■ **SET TASK A**
According to the transcript, in what state does Scott Frey prefer his athletes to enter competition?

■ **SOURCE EXTRACT**
========
Griffin McMath 21:51
Dr fry, I’m really fascinated by this researcher who put weights on the fingers of colleagues, which is just, I mean, how do we not know that they’re not irritated by just having weights, that they’re performing less too. But I hear this, and I hear the perceived reward versus the cost, and I wonder, does this essentially put the idea of compartmentalization on its head? Because outside stressors, really, no matter what coping mechanisms you have, you bring it to the table and it’s going to affect you?
Scott Frey 22:21
Yeah, I find a lot of conversations I have with my athletes are disabusing them of the notion that compartmentalization is real. I think it’s nonsense, and I see it all the time. If a person’s Foundation, what’s going on with them in the relationships off the bike, say, their home life, their work life, if they have one, whatever else is going on is not stable and solid. None of the rest of this stuff really matters all that much, because they’re not going to be able to perform to their full capacity because they’re carrying more load. Stress is a huge source of load, and so I’m frequently working with my athletes, and they probably are very sick of me saying this, but my preferred way for them to enter into competition is pretty bored. So you know, some of the stuff we’re doing is, it’s not brain science or rocket science, although it does impact, which is like getting them off of social media for a few days, there actually is some research now showing that social media generates mental fatigue and does affect athletic performance. Video games, which a lot of people go to when they’re bored and locked up in a hotel. It is video games. Well, there’s data on that now too. How can we make adjustments to their sort of mental fatigue, hygiene, basically, right? So that they can realize more of that physical capacity, so we can just get a little bit more out of that functional capacity. And hopefully we’ll get into that training business a little bit too, because I think that’s the other part of this.
Grant Holicky 23:57
So really quickly, I think one of the things that we should touch on is some of that low hanging fruit you noted, and then that is a nice way to segue into the higher hanging fruit that we can work for a little bit. But one of the things that I want to note, and I think this is almost always missed, is that cognitive load stressors don’t have to be bad. It is not necessarily negative things that are going on in your life. It’s not negative stress. It can just be busy. It can just be and as you noted, video games are a great example of this. This is where people go to escape. Social media is where people go to escape. We watch athletes do that in order to not think about the performance that’s coming up. This is what they go to but it is still a requirement. It is still an energy that is put forth mindfully, that’s put forth from your brain to complete these tasks, and that type of load is going to have an influence on what you’re doing. And so what are some of the things that people can do in the. Midst of hard training, or as they approach a race, to kind of reduce that cognitive load that’s going to ideally and has been shown scientifically to boost performance.
========
■ **GIVEN RECORDS**
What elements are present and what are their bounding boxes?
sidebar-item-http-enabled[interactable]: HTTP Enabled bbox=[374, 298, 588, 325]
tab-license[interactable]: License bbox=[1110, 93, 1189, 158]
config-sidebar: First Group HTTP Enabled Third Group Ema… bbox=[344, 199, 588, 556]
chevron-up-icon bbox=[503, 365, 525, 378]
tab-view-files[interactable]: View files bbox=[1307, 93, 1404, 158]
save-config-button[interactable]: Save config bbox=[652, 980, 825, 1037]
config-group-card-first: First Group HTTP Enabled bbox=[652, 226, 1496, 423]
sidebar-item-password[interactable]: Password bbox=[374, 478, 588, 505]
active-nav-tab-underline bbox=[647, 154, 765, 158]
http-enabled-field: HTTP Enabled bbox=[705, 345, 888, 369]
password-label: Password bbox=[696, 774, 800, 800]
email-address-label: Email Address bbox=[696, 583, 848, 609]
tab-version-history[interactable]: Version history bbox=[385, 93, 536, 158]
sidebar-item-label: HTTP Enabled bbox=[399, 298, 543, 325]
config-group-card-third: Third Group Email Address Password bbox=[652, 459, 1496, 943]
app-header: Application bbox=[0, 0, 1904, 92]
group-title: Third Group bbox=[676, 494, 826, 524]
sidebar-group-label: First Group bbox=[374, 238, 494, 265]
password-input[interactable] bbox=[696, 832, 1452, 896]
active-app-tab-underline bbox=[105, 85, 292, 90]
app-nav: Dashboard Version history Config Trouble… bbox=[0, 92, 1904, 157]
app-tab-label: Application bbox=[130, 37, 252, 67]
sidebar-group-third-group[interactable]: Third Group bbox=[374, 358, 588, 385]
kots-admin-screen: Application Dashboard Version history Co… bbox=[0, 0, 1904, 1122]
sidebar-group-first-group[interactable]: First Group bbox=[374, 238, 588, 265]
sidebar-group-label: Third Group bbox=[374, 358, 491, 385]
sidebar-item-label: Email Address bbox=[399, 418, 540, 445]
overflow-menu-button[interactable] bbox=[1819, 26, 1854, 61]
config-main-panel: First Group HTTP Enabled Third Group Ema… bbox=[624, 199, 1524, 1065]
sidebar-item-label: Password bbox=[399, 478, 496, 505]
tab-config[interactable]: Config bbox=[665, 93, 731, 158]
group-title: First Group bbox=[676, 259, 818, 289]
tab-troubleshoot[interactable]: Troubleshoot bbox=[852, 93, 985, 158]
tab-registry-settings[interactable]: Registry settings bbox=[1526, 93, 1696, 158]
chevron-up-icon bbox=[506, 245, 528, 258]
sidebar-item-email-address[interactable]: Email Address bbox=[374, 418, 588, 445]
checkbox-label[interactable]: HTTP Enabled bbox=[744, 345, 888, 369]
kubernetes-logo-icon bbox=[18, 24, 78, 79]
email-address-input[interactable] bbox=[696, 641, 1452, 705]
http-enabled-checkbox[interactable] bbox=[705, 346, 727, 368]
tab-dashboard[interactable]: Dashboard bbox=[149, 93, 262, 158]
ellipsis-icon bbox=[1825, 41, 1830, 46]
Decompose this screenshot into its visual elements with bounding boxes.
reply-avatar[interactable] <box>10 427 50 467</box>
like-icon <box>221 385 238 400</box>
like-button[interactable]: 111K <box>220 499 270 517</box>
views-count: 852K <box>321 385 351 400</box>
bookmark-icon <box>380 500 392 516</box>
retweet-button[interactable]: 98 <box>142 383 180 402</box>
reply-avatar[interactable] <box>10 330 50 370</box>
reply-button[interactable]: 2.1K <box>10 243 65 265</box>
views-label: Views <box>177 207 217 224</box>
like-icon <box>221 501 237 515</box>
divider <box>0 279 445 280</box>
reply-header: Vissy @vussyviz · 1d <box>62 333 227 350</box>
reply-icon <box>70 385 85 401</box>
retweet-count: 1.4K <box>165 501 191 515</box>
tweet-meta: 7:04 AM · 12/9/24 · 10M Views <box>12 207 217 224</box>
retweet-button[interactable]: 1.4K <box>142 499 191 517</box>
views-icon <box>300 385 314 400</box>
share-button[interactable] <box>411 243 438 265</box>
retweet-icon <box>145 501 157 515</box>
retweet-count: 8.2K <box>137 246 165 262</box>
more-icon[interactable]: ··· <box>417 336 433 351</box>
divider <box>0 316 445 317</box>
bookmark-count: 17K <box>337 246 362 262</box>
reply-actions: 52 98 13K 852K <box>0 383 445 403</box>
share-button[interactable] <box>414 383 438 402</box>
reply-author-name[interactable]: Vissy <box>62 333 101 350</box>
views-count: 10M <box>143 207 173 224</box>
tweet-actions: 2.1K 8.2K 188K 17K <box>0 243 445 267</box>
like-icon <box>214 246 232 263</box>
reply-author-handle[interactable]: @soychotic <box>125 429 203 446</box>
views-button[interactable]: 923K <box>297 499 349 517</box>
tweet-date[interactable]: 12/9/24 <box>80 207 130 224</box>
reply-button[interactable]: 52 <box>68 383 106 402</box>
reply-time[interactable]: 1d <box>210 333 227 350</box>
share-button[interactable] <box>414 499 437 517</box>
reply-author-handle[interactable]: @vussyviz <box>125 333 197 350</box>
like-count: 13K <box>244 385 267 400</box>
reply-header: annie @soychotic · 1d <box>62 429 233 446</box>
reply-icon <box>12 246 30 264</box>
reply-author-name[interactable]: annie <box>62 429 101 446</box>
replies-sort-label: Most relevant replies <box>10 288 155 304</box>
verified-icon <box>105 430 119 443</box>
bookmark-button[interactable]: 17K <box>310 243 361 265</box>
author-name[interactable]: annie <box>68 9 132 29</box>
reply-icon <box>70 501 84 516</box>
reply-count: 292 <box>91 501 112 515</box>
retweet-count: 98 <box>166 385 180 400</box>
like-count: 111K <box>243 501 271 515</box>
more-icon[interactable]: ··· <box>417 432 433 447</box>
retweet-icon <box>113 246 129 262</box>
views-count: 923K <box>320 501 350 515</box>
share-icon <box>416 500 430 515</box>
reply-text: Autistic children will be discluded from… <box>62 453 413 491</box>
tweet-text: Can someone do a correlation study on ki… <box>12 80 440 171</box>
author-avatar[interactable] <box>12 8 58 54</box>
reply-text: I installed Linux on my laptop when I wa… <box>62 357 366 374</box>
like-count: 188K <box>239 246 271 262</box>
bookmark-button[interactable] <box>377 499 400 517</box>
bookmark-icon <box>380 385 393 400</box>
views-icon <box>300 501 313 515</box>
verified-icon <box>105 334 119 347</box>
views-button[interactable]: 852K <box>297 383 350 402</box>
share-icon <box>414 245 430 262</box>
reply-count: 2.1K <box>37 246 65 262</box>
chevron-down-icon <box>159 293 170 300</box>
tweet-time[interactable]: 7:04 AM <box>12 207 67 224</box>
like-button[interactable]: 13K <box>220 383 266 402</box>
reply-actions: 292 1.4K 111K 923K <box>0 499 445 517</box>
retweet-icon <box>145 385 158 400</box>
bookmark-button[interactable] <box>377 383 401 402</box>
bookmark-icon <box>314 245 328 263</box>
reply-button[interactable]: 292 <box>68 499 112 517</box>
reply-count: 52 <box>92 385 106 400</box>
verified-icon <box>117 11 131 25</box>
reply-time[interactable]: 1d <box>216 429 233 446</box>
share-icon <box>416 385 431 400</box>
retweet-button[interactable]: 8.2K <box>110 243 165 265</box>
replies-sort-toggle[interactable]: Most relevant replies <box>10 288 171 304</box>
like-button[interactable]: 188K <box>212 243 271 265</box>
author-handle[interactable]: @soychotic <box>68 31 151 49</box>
========
■ **SET TASK B**
Update everything from the first of the entries down through the line containing "group-title: First Group", swapping "sidebar-item-label" for "nav-item-label" and leaving all else unchanged. Return only those lines.

■ **TASK RESULT A**
Pretty bored.

■ **TASK RESULT B**
What elements are present and what are their bounding boxes?
sidebar-item-http-enabled[interactable]: HTTP Enabled bbox=[374, 298, 588, 325]
tab-license[interactable]: License bbox=[1110, 93, 1189, 158]
config-sidebar: First Group HTTP Enabled Third Group Ema… bbox=[344, 199, 588, 556]
chevron-up-icon bbox=[503, 365, 525, 378]
tab-view-files[interactable]: View files bbox=[1307, 93, 1404, 158]
save-config-button[interactable]: Save config bbox=[652, 980, 825, 1037]
config-group-card-first: First Group HTTP Enabled bbox=[652, 226, 1496, 423]
sidebar-item-password[interactable]: Password bbox=[374, 478, 588, 505]
active-nav-tab-underline bbox=[647, 154, 765, 158]
http-enabled-field: HTTP Enabled bbox=[705, 345, 888, 369]
password-label: Password bbox=[696, 774, 800, 800]
email-address-label: Email Address bbox=[696, 583, 848, 609]
tab-version-history[interactable]: Version history bbox=[385, 93, 536, 158]
nav-item-label: HTTP Enabled bbox=[399, 298, 543, 325]
config-group-card-third: Third Group Email Address Password bbox=[652, 459, 1496, 943]
app-header: Application bbox=[0, 0, 1904, 92]
group-title: Third Group bbox=[676, 494, 826, 524]
sidebar-group-label: First Group bbox=[374, 238, 494, 265]
password-input[interactable] bbox=[696, 832, 1452, 896]
active-app-tab-underline bbox=[105, 85, 292, 90]
app-nav: Dashboard Version history Config Trouble… bbox=[0, 92, 1904, 157]
app-tab-label: Application bbox=[130, 37, 252, 67]
sidebar-group-third-group[interactable]: Third Group bbox=[374, 358, 588, 385]
kots-admin-screen: Application Dashboard Version history Co… bbox=[0, 0, 1904, 1122]
sidebar-group-first-group[interactable]: First Group bbox=[374, 238, 588, 265]
sidebar-group-label: Third Group bbox=[374, 358, 491, 385]
nav-item-label: Email Address bbox=[399, 418, 540, 445]
overflow-menu-button[interactable] bbox=[1819, 26, 1854, 61]
config-main-panel: First Group HTTP Enabled Third Group Ema… bbox=[624, 199, 1524, 1065]
nav-item-label: Password bbox=[399, 478, 496, 505]
tab-config[interactable]: Config bbox=[665, 93, 731, 158]
group-title: First Group bbox=[676, 259, 818, 289]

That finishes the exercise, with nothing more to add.